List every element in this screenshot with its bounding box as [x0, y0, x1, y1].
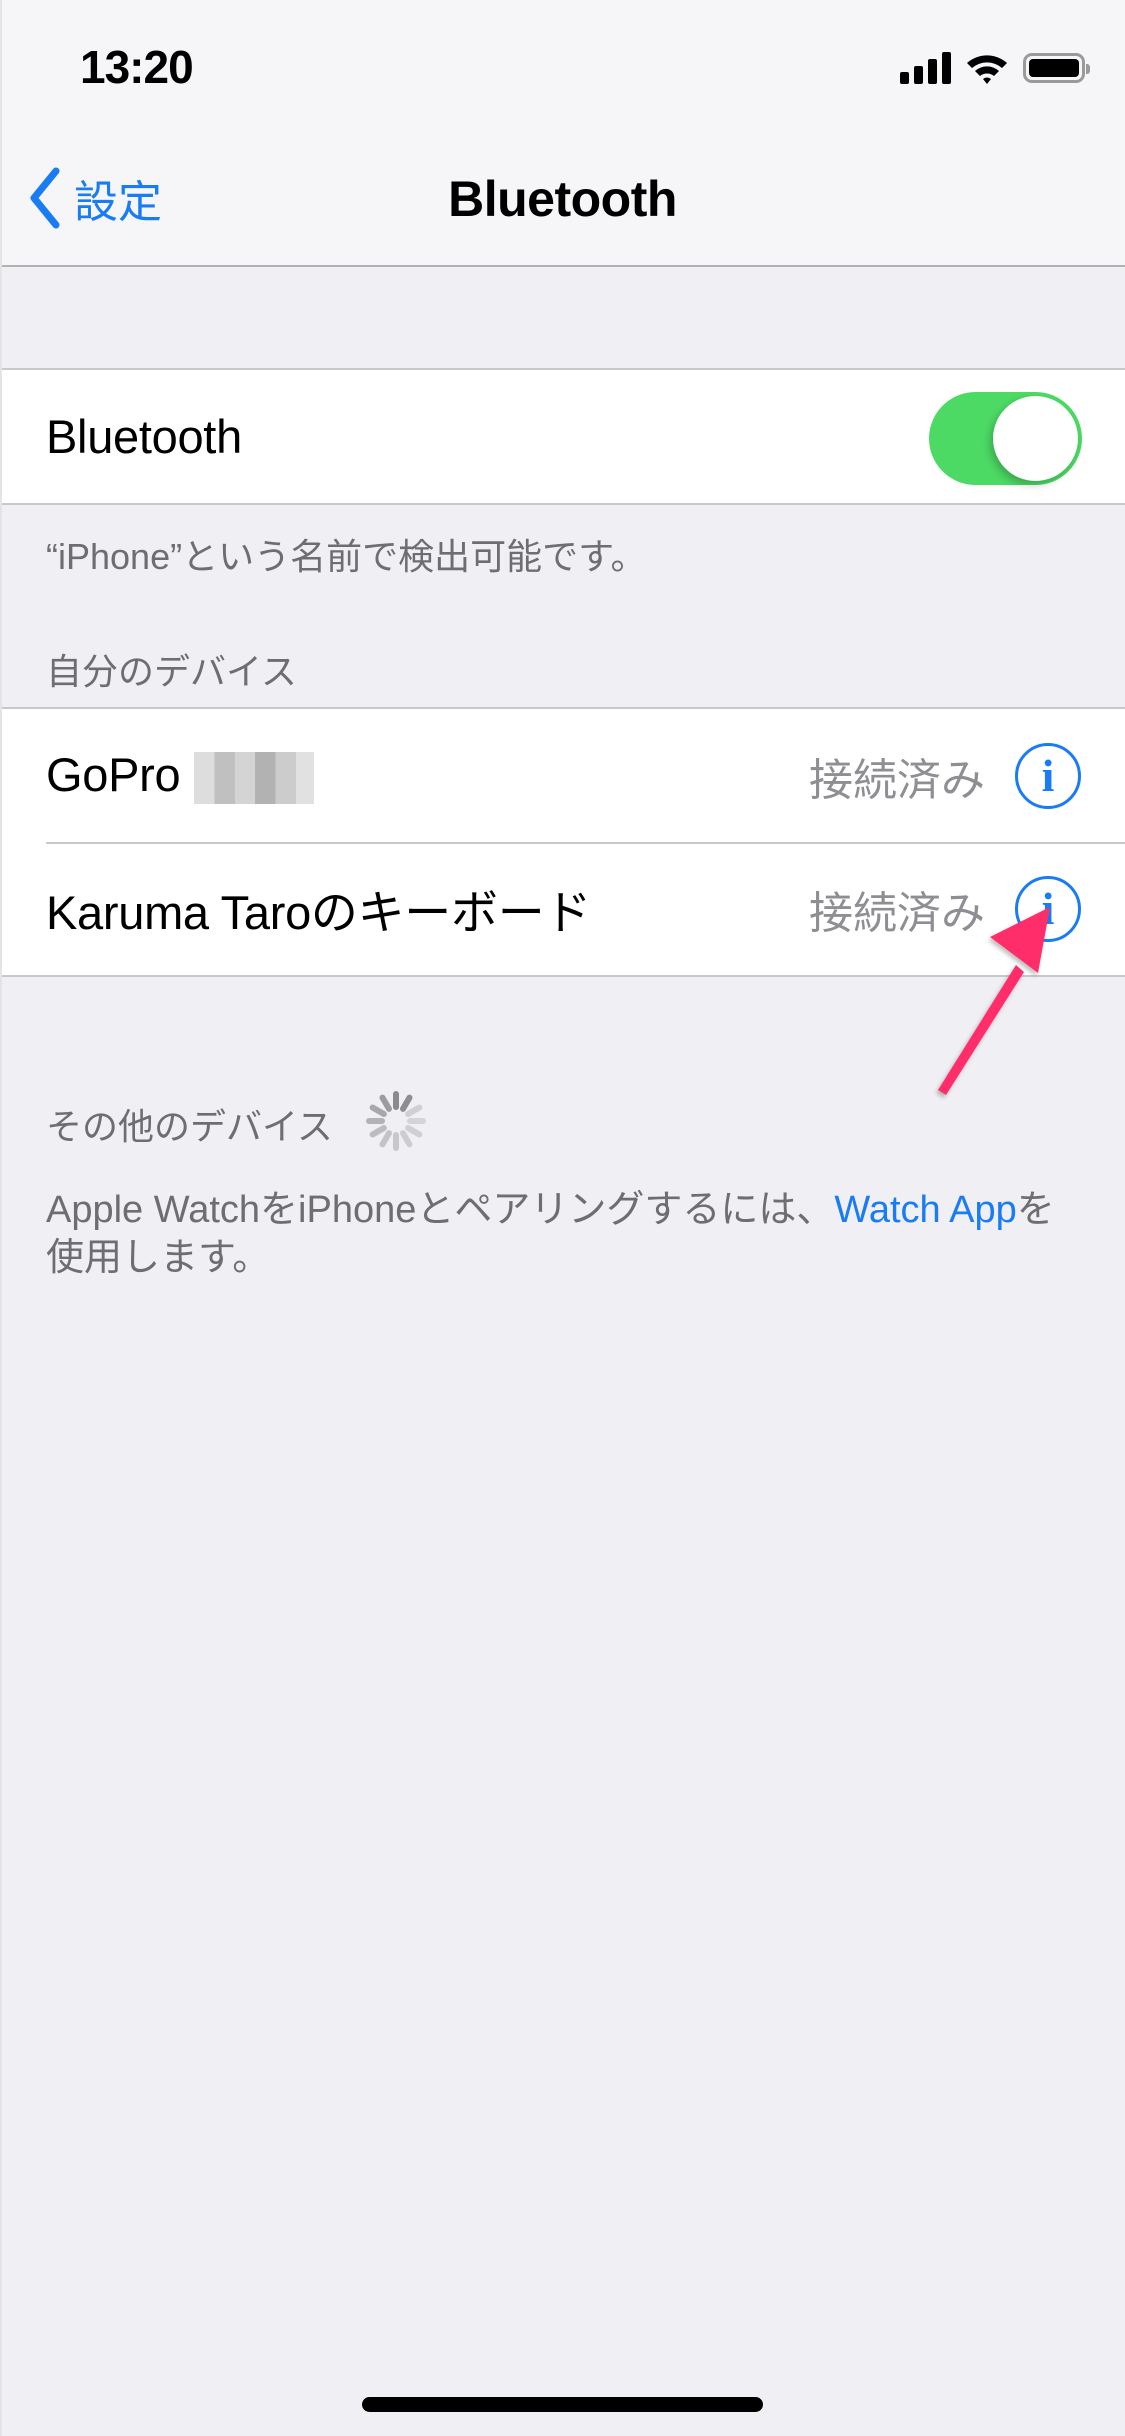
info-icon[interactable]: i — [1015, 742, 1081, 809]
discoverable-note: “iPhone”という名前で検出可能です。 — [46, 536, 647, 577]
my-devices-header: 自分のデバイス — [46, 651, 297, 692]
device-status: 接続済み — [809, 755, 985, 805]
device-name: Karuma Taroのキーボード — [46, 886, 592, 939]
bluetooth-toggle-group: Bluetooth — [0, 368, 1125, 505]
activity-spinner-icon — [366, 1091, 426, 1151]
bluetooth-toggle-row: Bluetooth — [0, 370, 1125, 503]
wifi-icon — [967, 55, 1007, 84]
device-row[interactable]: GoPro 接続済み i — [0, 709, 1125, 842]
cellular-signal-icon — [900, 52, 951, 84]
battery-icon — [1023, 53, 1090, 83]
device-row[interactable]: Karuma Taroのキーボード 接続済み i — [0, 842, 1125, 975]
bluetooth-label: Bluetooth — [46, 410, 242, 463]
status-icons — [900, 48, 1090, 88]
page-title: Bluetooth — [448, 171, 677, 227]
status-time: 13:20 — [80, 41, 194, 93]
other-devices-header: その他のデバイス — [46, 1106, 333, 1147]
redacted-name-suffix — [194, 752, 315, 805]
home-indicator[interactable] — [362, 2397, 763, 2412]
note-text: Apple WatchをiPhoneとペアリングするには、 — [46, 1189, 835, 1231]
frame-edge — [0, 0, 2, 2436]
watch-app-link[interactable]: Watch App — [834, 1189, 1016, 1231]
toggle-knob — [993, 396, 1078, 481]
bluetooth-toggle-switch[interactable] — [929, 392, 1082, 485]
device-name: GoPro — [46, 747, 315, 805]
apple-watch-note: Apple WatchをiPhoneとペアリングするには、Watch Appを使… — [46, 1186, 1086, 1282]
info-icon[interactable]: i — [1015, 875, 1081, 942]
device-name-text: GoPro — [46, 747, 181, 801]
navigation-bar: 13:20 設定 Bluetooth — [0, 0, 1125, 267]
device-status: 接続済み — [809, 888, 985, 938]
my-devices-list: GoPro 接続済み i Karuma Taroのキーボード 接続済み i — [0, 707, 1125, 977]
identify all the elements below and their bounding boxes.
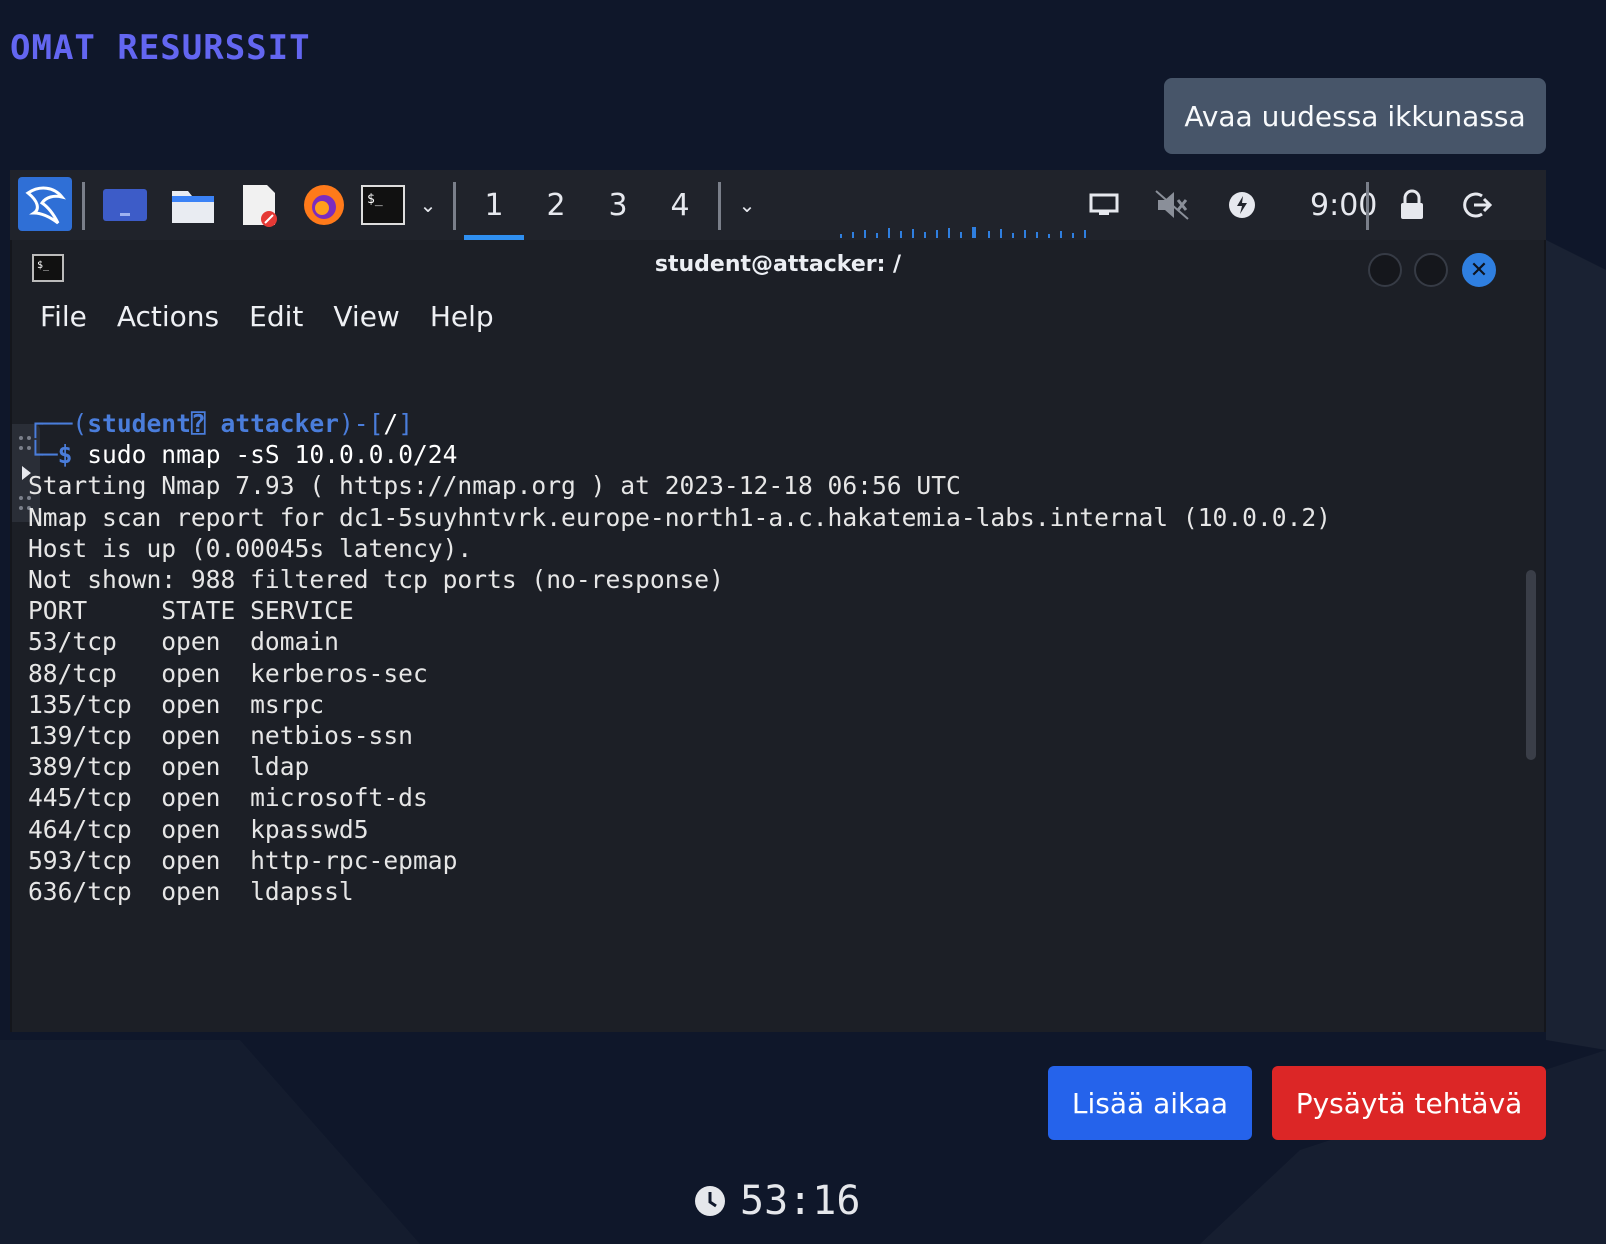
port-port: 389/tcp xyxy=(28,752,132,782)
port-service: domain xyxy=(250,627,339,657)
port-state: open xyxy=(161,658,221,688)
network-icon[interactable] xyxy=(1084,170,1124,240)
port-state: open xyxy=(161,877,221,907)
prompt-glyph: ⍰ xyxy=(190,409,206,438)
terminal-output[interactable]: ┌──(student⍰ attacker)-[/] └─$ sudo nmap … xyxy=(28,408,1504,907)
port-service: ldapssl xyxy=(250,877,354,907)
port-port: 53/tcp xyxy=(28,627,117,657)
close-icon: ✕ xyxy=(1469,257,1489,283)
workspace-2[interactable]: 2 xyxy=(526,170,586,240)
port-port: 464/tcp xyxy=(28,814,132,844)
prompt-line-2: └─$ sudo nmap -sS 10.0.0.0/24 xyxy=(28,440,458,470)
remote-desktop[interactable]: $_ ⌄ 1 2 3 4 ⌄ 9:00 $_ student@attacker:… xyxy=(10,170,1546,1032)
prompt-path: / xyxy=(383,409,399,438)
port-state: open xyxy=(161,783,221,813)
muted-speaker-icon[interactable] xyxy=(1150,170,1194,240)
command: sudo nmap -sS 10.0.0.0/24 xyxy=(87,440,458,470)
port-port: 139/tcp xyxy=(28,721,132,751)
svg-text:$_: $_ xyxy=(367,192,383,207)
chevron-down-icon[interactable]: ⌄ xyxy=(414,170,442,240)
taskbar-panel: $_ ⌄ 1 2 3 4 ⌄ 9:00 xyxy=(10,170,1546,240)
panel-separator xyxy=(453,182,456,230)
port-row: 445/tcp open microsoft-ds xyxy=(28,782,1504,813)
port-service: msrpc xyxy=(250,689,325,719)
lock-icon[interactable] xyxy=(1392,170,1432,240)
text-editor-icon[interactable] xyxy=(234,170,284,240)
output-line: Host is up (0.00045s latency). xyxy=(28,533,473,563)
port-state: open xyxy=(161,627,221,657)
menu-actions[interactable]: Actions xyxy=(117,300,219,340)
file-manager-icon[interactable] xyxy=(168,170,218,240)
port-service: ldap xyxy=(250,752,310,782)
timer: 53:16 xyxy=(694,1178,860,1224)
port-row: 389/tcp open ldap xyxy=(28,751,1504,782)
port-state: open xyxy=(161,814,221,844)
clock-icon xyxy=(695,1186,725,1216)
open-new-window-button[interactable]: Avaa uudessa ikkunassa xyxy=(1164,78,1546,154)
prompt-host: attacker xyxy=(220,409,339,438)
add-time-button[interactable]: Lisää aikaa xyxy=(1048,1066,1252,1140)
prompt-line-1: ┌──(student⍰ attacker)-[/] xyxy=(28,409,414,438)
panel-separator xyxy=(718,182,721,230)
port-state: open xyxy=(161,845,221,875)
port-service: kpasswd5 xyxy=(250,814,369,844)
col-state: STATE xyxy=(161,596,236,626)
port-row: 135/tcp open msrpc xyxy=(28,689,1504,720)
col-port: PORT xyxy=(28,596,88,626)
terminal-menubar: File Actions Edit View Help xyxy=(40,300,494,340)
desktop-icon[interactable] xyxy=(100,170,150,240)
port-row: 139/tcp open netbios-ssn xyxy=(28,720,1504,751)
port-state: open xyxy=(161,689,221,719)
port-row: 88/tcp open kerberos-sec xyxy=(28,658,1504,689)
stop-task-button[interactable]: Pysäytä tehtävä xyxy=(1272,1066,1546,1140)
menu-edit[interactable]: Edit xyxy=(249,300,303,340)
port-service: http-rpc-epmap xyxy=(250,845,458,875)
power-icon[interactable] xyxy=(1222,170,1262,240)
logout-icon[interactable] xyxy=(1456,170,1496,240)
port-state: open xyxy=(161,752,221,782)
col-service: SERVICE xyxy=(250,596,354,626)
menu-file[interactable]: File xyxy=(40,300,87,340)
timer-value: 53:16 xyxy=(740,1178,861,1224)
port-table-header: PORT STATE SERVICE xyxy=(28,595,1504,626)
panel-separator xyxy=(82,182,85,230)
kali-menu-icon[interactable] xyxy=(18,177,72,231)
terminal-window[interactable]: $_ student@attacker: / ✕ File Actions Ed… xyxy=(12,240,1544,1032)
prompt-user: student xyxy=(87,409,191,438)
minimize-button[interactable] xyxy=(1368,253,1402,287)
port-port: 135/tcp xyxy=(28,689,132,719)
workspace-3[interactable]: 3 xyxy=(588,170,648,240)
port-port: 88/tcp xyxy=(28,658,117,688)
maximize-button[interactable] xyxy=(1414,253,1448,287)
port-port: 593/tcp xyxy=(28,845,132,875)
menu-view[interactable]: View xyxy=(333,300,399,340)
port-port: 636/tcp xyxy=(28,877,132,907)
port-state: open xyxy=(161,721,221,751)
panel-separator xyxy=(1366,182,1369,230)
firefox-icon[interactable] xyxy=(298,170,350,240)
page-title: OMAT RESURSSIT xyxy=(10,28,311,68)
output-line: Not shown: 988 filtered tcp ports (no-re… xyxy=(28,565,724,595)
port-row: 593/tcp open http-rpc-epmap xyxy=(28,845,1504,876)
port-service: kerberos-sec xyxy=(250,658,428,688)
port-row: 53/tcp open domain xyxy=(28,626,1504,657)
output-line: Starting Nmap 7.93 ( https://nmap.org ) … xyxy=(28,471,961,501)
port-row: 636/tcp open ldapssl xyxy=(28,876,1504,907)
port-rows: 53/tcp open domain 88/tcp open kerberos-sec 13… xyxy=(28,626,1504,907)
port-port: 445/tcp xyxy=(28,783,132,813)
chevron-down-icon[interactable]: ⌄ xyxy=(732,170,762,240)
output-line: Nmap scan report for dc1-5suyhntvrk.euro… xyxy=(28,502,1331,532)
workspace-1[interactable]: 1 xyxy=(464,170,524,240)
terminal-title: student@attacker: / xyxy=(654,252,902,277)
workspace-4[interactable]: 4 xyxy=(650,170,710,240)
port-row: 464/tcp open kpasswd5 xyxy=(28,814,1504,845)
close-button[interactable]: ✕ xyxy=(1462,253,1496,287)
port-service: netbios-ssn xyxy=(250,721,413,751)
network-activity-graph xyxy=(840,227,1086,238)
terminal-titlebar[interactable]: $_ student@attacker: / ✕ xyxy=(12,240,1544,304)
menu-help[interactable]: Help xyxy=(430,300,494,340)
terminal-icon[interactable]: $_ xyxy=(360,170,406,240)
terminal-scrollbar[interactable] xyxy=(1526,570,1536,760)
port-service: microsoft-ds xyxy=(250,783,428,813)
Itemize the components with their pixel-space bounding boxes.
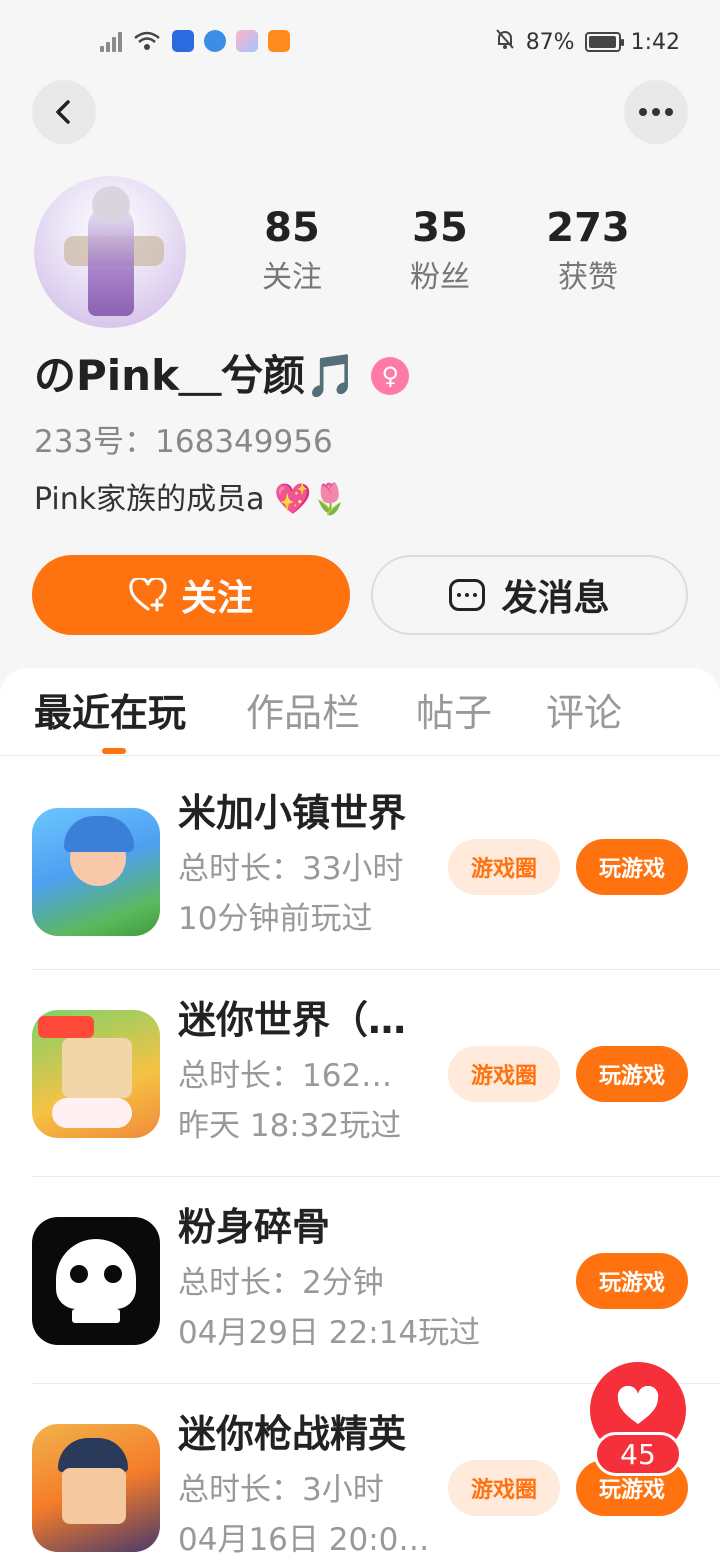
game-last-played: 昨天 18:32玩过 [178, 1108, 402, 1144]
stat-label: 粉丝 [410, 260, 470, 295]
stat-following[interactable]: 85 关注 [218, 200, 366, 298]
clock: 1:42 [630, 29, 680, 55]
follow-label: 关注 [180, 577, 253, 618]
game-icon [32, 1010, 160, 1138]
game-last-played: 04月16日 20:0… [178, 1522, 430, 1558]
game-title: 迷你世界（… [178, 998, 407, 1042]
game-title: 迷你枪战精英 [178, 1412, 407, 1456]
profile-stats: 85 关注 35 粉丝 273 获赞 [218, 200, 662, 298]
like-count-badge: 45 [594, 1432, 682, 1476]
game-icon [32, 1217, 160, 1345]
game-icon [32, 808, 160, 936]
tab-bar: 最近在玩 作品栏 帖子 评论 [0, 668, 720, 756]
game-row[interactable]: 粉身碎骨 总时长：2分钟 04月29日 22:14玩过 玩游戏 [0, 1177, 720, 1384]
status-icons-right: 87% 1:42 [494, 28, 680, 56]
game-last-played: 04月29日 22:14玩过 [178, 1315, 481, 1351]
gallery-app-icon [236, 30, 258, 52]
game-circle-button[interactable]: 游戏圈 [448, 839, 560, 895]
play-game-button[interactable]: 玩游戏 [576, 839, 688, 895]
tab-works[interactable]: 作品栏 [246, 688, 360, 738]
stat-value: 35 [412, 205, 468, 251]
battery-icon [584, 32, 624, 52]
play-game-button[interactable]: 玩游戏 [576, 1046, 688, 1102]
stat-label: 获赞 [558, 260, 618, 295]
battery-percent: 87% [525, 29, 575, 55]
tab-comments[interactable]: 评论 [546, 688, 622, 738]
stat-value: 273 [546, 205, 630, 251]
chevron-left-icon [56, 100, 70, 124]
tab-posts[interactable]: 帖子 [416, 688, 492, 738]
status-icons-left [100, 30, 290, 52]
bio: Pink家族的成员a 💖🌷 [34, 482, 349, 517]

● **EXERCISE INSTRUCTIONS**:
Reproduce the records from the line containing "info-icon[interactable]: i — [1015, 742, 1081, 809]" down to the line containing "page-title: Bluetooth — [448, 171, 677, 227]", both included, with "device-row" replaced by "device-item" everywhere it appears and nothing else changed. Give only those lines.

● **OUTPUT OF THE EXERCISE**:
info-icon[interactable]: i — [1015, 742, 1081, 809]
discoverable-note: “iPhone”という名前で検出可能です。 — [46, 536, 647, 577]
my-devices-header: 自分のデバイス — [46, 651, 297, 692]
device-status: 接続済み — [809, 755, 985, 805]
device-name: Karuma Taroのキーボード — [46, 886, 592, 939]
bluetooth-toggle-group: Bluetooth — [0, 368, 1125, 505]
activity-spinner-icon — [366, 1091, 426, 1151]
bluetooth-toggle-row: Bluetooth — [0, 370, 1125, 503]
wifi-icon — [967, 55, 1007, 84]
device-item[interactable]: GoPro 接続済み i — [0, 709, 1125, 842]
cellular-signal-icon — [900, 52, 951, 84]
battery-icon — [1023, 53, 1090, 83]
device-item[interactable]: Karuma Taroのキーボード 接続済み i — [0, 842, 1125, 975]
bluetooth-label: Bluetooth — [46, 410, 242, 463]
status-icons — [900, 48, 1090, 88]
page-title: Bluetooth — [448, 171, 677, 227]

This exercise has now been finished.